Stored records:
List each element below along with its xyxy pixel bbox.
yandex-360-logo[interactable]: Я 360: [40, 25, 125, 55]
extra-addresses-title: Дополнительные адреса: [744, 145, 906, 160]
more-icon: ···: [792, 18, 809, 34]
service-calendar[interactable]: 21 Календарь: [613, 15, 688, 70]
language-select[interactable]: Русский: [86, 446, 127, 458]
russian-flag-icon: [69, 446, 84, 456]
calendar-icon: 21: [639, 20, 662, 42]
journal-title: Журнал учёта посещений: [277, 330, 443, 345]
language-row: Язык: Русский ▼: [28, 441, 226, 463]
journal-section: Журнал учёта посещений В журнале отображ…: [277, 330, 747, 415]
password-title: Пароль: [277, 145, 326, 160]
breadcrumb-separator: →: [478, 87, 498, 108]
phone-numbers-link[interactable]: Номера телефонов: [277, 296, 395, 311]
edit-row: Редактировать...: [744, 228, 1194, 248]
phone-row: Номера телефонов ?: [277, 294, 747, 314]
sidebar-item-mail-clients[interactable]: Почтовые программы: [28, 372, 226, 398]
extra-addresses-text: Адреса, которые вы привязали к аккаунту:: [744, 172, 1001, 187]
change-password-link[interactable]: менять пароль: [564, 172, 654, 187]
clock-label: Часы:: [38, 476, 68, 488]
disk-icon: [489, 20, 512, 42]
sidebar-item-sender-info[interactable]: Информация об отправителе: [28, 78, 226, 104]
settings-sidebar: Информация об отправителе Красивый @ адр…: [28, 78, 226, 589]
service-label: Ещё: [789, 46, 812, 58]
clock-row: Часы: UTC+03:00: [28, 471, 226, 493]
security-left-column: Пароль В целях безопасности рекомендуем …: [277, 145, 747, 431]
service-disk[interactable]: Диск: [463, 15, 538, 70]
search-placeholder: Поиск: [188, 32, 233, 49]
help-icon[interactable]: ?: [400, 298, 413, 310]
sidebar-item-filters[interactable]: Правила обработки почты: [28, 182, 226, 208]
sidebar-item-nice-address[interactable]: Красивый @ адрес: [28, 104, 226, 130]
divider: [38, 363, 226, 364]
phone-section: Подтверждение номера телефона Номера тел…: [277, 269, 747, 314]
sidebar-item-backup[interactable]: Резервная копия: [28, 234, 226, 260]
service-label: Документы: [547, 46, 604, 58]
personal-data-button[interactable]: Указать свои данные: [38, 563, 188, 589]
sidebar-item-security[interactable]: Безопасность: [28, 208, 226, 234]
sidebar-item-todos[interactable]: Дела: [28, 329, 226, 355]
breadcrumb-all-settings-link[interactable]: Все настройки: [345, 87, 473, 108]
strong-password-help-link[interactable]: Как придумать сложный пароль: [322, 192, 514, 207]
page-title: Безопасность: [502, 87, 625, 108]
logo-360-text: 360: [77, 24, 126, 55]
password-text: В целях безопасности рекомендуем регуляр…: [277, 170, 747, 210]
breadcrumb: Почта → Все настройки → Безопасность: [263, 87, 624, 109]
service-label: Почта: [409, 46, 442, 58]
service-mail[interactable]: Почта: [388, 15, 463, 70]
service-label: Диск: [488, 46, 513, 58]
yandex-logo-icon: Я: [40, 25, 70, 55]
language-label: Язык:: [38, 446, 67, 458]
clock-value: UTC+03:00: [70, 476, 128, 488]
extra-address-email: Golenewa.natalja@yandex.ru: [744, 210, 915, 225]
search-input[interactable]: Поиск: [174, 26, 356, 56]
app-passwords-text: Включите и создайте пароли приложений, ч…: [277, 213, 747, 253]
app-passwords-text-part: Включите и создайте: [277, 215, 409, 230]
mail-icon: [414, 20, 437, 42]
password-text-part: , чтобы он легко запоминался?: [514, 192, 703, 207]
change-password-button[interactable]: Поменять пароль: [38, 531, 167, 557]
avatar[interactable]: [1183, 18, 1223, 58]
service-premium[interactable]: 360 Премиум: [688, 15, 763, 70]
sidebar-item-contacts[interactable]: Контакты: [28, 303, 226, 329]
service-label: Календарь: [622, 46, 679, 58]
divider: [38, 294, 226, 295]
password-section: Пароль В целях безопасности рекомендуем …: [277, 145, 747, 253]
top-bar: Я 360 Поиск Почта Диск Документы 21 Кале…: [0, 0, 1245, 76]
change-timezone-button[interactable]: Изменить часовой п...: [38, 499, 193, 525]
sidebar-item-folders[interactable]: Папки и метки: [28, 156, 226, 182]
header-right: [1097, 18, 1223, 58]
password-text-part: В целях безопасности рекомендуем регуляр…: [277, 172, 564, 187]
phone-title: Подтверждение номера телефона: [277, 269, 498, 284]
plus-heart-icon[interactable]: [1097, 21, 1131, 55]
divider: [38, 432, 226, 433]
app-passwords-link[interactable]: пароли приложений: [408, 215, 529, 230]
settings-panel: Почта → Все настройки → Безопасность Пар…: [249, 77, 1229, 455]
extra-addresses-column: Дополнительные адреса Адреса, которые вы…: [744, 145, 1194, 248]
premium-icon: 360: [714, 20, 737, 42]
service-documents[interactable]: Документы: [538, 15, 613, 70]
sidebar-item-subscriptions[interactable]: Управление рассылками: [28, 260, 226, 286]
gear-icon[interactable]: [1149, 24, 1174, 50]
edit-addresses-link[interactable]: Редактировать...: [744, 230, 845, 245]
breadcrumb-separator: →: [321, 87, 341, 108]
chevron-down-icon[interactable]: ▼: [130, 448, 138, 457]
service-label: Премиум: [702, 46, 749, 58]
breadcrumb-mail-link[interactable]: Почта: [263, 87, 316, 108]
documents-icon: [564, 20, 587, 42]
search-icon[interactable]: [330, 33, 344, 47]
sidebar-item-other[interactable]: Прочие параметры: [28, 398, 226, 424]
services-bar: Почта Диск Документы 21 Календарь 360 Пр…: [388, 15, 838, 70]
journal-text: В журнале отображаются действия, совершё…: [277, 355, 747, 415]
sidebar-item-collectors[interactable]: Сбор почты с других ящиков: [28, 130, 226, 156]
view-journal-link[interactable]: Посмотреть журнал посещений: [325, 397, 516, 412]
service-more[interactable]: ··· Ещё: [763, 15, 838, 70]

- [Problem details]:
Rewrite the records above, changing every "service-label" to "service-caption" and leaving everything else as it is.

- [Answer to this exercise]:
List each element below along with its xyxy pixel bbox.
yandex-360-logo[interactable]: Я 360: [40, 25, 125, 55]
extra-addresses-title: Дополнительные адреса: [744, 145, 906, 160]
more-icon: ···: [792, 18, 809, 34]
service-calendar[interactable]: 21 Календарь: [613, 15, 688, 70]
language-select[interactable]: Русский: [86, 446, 127, 458]
russian-flag-icon: [69, 446, 84, 456]
calendar-icon: 21: [639, 20, 662, 42]
journal-title: Журнал учёта посещений: [277, 330, 443, 345]
language-row: Язык: Русский ▼: [28, 441, 226, 463]
journal-section: Журнал учёта посещений В журнале отображ…: [277, 330, 747, 415]
password-title: Пароль: [277, 145, 326, 160]
breadcrumb-separator: →: [478, 87, 498, 108]
phone-numbers-link[interactable]: Номера телефонов: [277, 296, 395, 311]
edit-row: Редактировать...: [744, 228, 1194, 248]
phone-row: Номера телефонов ?: [277, 294, 747, 314]
sidebar-item-mail-clients[interactable]: Почтовые программы: [28, 372, 226, 398]
extra-addresses-text: Адреса, которые вы привязали к аккаунту:: [744, 172, 1001, 187]
change-password-link[interactable]: менять пароль: [564, 172, 654, 187]
clock-label: Часы:: [38, 476, 68, 488]
disk-icon: [489, 20, 512, 42]
sidebar-item-sender-info[interactable]: Информация об отправителе: [28, 78, 226, 104]
settings-sidebar: Информация об отправителе Красивый @ адр…: [28, 78, 226, 589]
service-caption: Ещё: [789, 46, 812, 58]
clock-row: Часы: UTC+03:00: [28, 471, 226, 493]
security-left-column: Пароль В целях безопасности рекомендуем …: [277, 145, 747, 431]
service-disk[interactable]: Диск: [463, 15, 538, 70]
search-placeholder: Поиск: [188, 32, 233, 49]
help-icon[interactable]: ?: [400, 298, 413, 310]
sidebar-item-filters[interactable]: Правила обработки почты: [28, 182, 226, 208]
sidebar-item-nice-address[interactable]: Красивый @ адрес: [28, 104, 226, 130]
divider: [38, 363, 226, 364]
phone-section: Подтверждение номера телефона Номера тел…: [277, 269, 747, 314]
sidebar-item-backup[interactable]: Резервная копия: [28, 234, 226, 260]
service-caption: Документы: [547, 46, 604, 58]
personal-data-button[interactable]: Указать свои данные: [38, 563, 188, 589]
sidebar-item-security[interactable]: Безопасность: [28, 208, 226, 234]
sidebar-item-todos[interactable]: Дела: [28, 329, 226, 355]
breadcrumb-all-settings-link[interactable]: Все настройки: [345, 87, 473, 108]
strong-password-help-link[interactable]: Как придумать сложный пароль: [322, 192, 514, 207]
page-title: Безопасность: [502, 87, 625, 108]
logo-360-text: 360: [77, 24, 126, 55]
password-text: В целях безопасности рекомендуем регуляр…: [277, 170, 747, 210]
breadcrumb: Почта → Все настройки → Безопасность: [263, 87, 624, 109]
service-caption: Почта: [409, 46, 442, 58]
service-mail[interactable]: Почта: [388, 15, 463, 70]
service-caption: Диск: [488, 46, 513, 58]
yandex-logo-icon: Я: [40, 25, 70, 55]
language-label: Язык:: [38, 446, 67, 458]
clock-value: UTC+03:00: [70, 476, 128, 488]
extra-address-email: Golenewa.natalja@yandex.ru: [744, 210, 915, 225]
search-input[interactable]: Поиск: [174, 26, 356, 56]
app-passwords-text: Включите и создайте пароли приложений, ч…: [277, 213, 747, 253]
app-passwords-text-part: Включите и создайте: [277, 215, 409, 230]
mail-icon: [414, 20, 437, 42]
password-text-part: , чтобы он легко запоминался?: [514, 192, 703, 207]
change-password-button[interactable]: Поменять пароль: [38, 531, 167, 557]
avatar[interactable]: [1183, 18, 1223, 58]
service-premium[interactable]: 360 Премиум: [688, 15, 763, 70]
sidebar-item-contacts[interactable]: Контакты: [28, 303, 226, 329]
service-caption: Календарь: [622, 46, 679, 58]
divider: [38, 294, 226, 295]
password-section: Пароль В целях безопасности рекомендуем …: [277, 145, 747, 253]
top-bar: Я 360 Поиск Почта Диск Документы 21 Кале…: [0, 0, 1245, 76]
change-timezone-button[interactable]: Изменить часовой п...: [38, 499, 193, 525]
sidebar-item-folders[interactable]: Папки и метки: [28, 156, 226, 182]
header-right: [1097, 18, 1223, 58]
password-text-part: В целях безопасности рекомендуем регуляр…: [277, 172, 564, 187]
phone-title: Подтверждение номера телефона: [277, 269, 498, 284]
plus-heart-icon[interactable]: [1097, 21, 1131, 55]
divider: [38, 432, 226, 433]
app-passwords-link[interactable]: пароли приложений: [408, 215, 529, 230]
settings-panel: Почта → Все настройки → Безопасность Пар…: [249, 77, 1229, 455]
extra-addresses-column: Дополнительные адреса Адреса, которые вы…: [744, 145, 1194, 248]
premium-icon: 360: [714, 20, 737, 42]
service-documents[interactable]: Документы: [538, 15, 613, 70]
sidebar-item-subscriptions[interactable]: Управление рассылками: [28, 260, 226, 286]
gear-icon[interactable]: [1149, 24, 1174, 50]
edit-addresses-link[interactable]: Редактировать...: [744, 230, 845, 245]
breadcrumb-separator: →: [321, 87, 341, 108]
chevron-down-icon[interactable]: ▼: [130, 448, 138, 457]
service-caption: Премиум: [702, 46, 749, 58]
breadcrumb-mail-link[interactable]: Почта: [263, 87, 316, 108]
documents-icon: [564, 20, 587, 42]
search-icon[interactable]: [330, 33, 344, 47]
sidebar-item-other[interactable]: Прочие параметры: [28, 398, 226, 424]
services-bar: Почта Диск Документы 21 Календарь 360 Пр…: [388, 15, 838, 70]
journal-text: В журнале отображаются действия, совершё…: [277, 355, 747, 415]
sidebar-item-collectors[interactable]: Сбор почты с других ящиков: [28, 130, 226, 156]
view-journal-link[interactable]: Посмотреть журнал посещений: [325, 397, 516, 412]
service-more[interactable]: ··· Ещё: [763, 15, 838, 70]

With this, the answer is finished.